Challenge:
Will you give every entry again exactly as it stands?

──────── Provided records

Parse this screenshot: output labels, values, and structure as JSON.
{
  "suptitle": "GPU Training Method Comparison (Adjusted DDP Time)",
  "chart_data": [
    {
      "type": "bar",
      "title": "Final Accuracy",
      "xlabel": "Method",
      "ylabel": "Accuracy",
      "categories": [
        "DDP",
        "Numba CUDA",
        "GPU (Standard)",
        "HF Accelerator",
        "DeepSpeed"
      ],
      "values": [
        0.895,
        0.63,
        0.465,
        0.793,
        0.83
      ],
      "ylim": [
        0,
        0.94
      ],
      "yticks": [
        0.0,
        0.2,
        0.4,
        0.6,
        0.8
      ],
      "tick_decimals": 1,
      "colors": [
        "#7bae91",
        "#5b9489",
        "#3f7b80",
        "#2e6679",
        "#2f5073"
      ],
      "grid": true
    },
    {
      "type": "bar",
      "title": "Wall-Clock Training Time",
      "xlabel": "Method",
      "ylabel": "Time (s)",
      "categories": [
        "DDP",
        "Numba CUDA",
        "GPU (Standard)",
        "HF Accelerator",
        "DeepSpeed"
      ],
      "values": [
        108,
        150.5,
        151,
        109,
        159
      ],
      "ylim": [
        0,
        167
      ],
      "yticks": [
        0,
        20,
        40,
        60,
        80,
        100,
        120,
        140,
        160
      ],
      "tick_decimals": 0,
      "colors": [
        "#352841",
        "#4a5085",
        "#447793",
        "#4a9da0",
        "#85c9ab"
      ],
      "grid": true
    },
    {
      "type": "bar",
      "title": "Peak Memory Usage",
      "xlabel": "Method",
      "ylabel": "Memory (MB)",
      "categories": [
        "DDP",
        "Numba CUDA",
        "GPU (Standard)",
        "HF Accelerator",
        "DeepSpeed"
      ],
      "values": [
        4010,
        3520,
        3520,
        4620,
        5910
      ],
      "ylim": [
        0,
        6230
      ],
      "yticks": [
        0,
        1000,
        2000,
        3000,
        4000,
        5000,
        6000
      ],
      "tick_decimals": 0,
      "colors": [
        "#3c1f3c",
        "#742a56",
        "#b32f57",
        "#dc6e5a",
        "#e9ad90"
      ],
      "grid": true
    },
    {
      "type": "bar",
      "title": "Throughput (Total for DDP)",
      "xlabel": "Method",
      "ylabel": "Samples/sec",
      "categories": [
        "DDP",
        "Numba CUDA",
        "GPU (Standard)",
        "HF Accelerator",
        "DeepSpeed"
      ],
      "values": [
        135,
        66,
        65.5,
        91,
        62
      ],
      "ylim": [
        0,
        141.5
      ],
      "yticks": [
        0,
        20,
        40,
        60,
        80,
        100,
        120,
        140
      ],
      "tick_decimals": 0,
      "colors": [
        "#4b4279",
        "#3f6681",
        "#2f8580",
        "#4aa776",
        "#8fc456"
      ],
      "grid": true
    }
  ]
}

────────────────

Exercise response:
Parse this screenshot: output labels, values, and structure as JSON.
{
  "suptitle": "GPU Training Method Comparison (Adjusted DDP Time)",
  "chart_data": [
    {
      "type": "bar",
      "title": "Final Accuracy",
      "xlabel": "Method",
      "ylabel": "Accuracy",
      "categories": [
        "DDP",
        "Numba CUDA",
        "GPU (Standard)",
        "HF Accelerator",
        "DeepSpeed"
      ],
      "values": [
        0.895,
        0.63,
        0.465,
        0.793,
        0.83
      ],
      "ylim": [
        0,
        0.94
      ],
      "yticks": [
        0.0,
        0.2,
        0.4,
        0.6,
        0.8
      ],
      "tick_decimals": 1,
      "colors": [
        "#7bae91",
        "#5b9489",
        "#3f7b80",
        "#2e6679",
        "#2f5073"
      ],
      "grid": true
    },
    {
      "type": "bar",
      "title": "Wall-Clock Training Time",
      "xlabel": "Method",
      "ylabel": "Time (s)",
      "categories": [
        "DDP",
        "Numba CUDA",
        "GPU (Standard)",
        "HF Accelerator",
        "DeepSpeed"
      ],
      "values": [
        108,
        150.5,
        151,
        109,
        159
      ],
      "ylim": [
        0,
        167
      ],
      "yticks": [
        0,
        20,
        40,
        60,
        80,
        100,
        120,
        140,
        160
      ],
      "tick_decimals": 0,
      "colors": [
        "#352841",
        "#4a5085",
        "#447793",
        "#4a9da0",
        "#85c9ab"
      ],
      "grid": true
    },
    {
      "type": "bar",
      "title": "Peak Memory Usage",
      "xlabel": "Method",
      "ylabel": "Memory (MB)",
      "categories": [
        "DDP",
        "Numba CUDA",
        "GPU (Standard)",
        "HF Accelerator",
        "DeepSpeed"
      ],
      "values": [
        4010,
        3520,
        3520,
        4620,
        5910
      ],
      "ylim": [
        0,
        6230
      ],
      "yticks": [
        0,
        1000,
        2000,
        3000,
        4000,
        5000,
        6000
      ],
      "tick_decimals": 0,
      "colors": [
        "#3c1f3c",
        "#742a56",
        "#b32f57",
        "#dc6e5a",
        "#e9ad90"
      ],
      "grid": true
    },
    {
      "type": "bar",
      "title": "Throughput (Total for DDP)",
      "xlabel": "Method",
      "ylabel": "Samples/sec",
      "categories": [
        "DDP",
        "Numba CUDA",
        "GPU (Standard)",
        "HF Accelerator",
        "DeepSpeed"
      ],
      "values": [
        135,
        66,
        65.5,
        91,
        62
      ],
      "ylim": [
        0,
        141.5
      ],
      "yticks": [
        0,
        20,
        40,
        60,
        80,
        100,
        120,
        140
      ],
      "tick_decimals": 0,
      "colors": [
        "#4b4279",
        "#3f6681",
        "#2f8580",
        "#4aa776",
        "#8fc456"
      ],
      "grid": true
    }
  ]
}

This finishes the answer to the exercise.